* Job: Transcribe each record below word for word.

Stored items from a collection:
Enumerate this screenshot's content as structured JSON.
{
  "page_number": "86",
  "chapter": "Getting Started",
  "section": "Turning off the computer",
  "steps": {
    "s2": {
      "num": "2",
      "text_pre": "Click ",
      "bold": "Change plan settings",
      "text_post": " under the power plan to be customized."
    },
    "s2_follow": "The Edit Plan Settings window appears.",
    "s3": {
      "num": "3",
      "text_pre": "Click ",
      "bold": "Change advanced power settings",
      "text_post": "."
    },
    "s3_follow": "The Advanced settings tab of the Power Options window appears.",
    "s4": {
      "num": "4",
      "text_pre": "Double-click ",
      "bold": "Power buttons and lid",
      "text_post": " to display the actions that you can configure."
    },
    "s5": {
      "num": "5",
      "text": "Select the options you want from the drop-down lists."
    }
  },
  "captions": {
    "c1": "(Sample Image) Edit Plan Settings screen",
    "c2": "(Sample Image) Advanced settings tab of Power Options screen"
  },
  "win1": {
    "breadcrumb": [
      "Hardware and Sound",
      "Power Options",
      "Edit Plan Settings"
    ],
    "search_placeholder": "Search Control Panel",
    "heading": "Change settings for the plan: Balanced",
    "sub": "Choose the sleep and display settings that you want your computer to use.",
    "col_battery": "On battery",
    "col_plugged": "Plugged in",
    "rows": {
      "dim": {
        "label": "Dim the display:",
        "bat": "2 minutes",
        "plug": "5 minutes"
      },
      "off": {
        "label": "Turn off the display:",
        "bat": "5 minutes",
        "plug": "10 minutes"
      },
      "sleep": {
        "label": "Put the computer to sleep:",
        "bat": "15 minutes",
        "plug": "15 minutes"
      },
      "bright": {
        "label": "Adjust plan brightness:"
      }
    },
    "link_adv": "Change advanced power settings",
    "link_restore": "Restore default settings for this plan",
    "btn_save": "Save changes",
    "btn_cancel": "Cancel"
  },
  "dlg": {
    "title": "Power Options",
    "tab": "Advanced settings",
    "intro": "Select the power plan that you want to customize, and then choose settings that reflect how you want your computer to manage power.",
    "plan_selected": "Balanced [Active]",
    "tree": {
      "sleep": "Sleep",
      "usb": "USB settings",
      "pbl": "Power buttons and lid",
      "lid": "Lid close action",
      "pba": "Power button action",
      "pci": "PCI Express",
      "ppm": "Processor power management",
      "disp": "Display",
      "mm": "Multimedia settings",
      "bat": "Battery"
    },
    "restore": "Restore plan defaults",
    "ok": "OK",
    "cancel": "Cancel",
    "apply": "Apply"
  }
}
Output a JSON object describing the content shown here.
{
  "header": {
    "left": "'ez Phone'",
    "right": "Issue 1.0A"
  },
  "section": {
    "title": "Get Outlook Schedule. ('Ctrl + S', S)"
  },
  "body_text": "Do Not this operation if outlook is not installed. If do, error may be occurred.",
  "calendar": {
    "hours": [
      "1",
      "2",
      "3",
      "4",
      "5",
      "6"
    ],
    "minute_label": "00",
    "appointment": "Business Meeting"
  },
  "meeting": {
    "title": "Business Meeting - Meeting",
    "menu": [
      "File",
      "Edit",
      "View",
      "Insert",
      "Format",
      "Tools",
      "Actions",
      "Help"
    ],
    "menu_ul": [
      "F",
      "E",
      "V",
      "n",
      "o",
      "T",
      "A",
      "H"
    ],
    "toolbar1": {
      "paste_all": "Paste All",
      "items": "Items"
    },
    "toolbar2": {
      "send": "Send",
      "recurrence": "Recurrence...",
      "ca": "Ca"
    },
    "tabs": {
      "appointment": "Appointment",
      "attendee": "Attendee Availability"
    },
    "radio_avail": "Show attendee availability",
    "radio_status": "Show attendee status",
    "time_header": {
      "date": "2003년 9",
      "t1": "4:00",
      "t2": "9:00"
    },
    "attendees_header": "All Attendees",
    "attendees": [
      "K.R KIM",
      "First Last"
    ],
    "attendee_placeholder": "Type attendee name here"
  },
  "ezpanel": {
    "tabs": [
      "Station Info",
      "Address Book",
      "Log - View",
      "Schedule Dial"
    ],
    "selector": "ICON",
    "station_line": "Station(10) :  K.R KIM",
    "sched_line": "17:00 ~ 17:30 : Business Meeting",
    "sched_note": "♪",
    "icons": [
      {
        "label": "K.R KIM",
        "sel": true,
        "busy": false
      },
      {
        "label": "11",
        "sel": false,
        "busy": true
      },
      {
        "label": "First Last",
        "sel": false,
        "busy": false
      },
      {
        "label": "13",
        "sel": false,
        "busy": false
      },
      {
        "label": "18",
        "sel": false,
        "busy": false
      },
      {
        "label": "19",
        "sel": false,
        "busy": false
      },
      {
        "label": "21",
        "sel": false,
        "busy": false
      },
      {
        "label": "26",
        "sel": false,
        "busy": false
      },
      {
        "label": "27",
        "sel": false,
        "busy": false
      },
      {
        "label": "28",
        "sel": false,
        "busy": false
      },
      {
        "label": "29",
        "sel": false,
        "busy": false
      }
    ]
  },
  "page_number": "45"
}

* Solution to this task:
Enumerate this screenshot's content as structured JSON.
{
  "page_number": "86",
  "chapter": "Getting Started",
  "section": "Turning off the computer",
  "steps": {
    "s2": {
      "num": "2",
      "text_pre": "Click ",
      "bold": "Change plan settings",
      "text_post": " under the power plan to be customized."
    },
    "s2_follow": "The Edit Plan Settings window appears.",
    "s3": {
      "num": "3",
      "text_pre": "Click ",
      "bold": "Change advanced power settings",
      "text_post": "."
    },
    "s3_follow": "The Advanced settings tab of the Power Options window appears.",
    "s4": {
      "num": "4",
      "text_pre": "Double-click ",
      "bold": "Power buttons and lid",
      "text_post": " to display the actions that you can configure."
    },
    "s5": {
      "num": "5",
      "text": "Select the options you want from the drop-down lists."
    }
  },
  "captions": {
    "c1": "(Sample Image) Edit Plan Settings screen",
    "c2": "(Sample Image) Advanced settings tab of Power Options screen"
  },
  "win1": {
    "breadcrumb": [
      "Hardware and Sound",
      "Power Options",
      "Edit Plan Settings"
    ],
    "search_placeholder": "Search Control Panel",
    "heading": "Change settings for the plan: Balanced",
    "sub": "Choose the sleep and display settings that you want your computer to use.",
    "col_battery": "On battery",
    "col_plugged": "Plugged in",
    "rows": {
      "dim": {
        "label": "Dim the display:",
        "bat": "2 minutes",
        "plug": "5 minutes"
      },
      "off": {
        "label": "Turn off the display:",
        "bat": "5 minutes",
        "plug": "10 minutes"
      },
      "sleep": {
        "label": "Put the computer to sleep:",
        "bat": "15 minutes",
        "plug": "15 minutes"
      },
      "bright": {
        "label": "Adjust plan brightness:"
      }
    },
    "link_adv": "Change advanced power settings",
    "link_restore": "Restore default settings for this plan",
    "btn_save": "Save changes",
    "btn_cancel": "Cancel"
  },
  "dlg": {
    "title": "Power Options",
    "tab": "Advanced settings",
    "intro": "Select the power plan that you want to customize, and then choose settings that reflect how you want your computer to manage power.",
    "plan_selected": "Balanced [Active]",
    "tree": {
      "sleep": "Sleep",
      "usb": "USB settings",
      "pbl": "Power buttons and lid",
      "lid": "Lid close action",
      "pba": "Power button action",
      "pci": "PCI Express",
      "ppm": "Processor power management",
      "disp": "Display",
      "mm": "Multimedia settings",
      "bat": "Battery"
    },
    "restore": "Restore plan defaults",
    "ok": "OK",
    "cancel": "Cancel",
    "apply": "Apply"
  }
}
Output a JSON object describing the content shown here.
{
  "header": {
    "left": "'ez Phone'",
    "right": "Issue 1.0A"
  },
  "section": {
    "title": "Get Outlook Schedule. ('Ctrl + S', S)"
  },
  "body_text": "Do Not this operation if outlook is not installed. If do, error may be occurred.",
  "calendar": {
    "hours": [
      "1",
      "2",
      "3",
      "4",
      "5",
      "6"
    ],
    "minute_label": "00",
    "appointment": "Business Meeting"
  },
  "meeting": {
    "title": "Business Meeting - Meeting",
    "menu": [
      "File",
      "Edit",
      "View",
      "Insert",
      "Format",
      "Tools",
      "Actions",
      "Help"
    ],
    "menu_ul": [
      "F",
      "E",
      "V",
      "n",
      "o",
      "T",
      "A",
      "H"
    ],
    "toolbar1": {
      "paste_all": "Paste All",
      "items": "Items"
    },
    "toolbar2": {
      "send": "Send",
      "recurrence": "Recurrence...",
      "ca": "Ca"
    },
    "tabs": {
      "appointment": "Appointment",
      "attendee": "Attendee Availability"
    },
    "radio_avail": "Show attendee availability",
    "radio_status": "Show attendee status",
    "time_header": {
      "date": "2003년 9",
      "t1": "4:00",
      "t2": "9:00"
    },
    "attendees_header": "All Attendees",
    "attendees": [
      "K.R KIM",
      "First Last"
    ],
    "attendee_placeholder": "Type attendee name here"
  },
  "ezpanel": {
    "tabs": [
      "Station Info",
      "Address Book",
      "Log - View",
      "Schedule Dial"
    ],
    "selector": "ICON",
    "station_line": "Station(10) :  K.R KIM",
    "sched_line": "17:00 ~ 17:30 : Business Meeting",
    "sched_note": "♪",
    "icons": [
      {
        "label": "K.R KIM",
        "sel": true,
        "busy": false
      },
      {
        "label": "11",
        "sel": false,
        "busy": true
      },
      {
        "label": "First Last",
        "sel": false,
        "busy": false
      },
      {
        "label": "13",
        "sel": false,
        "busy": false
      },
      {
        "label": "18",
        "sel": false,
        "busy": false
      },
      {
        "label": "19",
        "sel": false,
        "busy": false
      },
      {
        "label": "21",
        "sel": false,
        "busy": false
      },
      {
        "label": "26",
        "sel": false,
        "busy": false
      },
      {
        "label": "27",
        "sel": false,
        "busy": false
      },
      {
        "label": "28",
        "sel": false,
        "busy": false
      },
      {
        "label": "29",
        "sel": false,
        "busy": false
      }
    ]
  },
  "page_number": "45"
}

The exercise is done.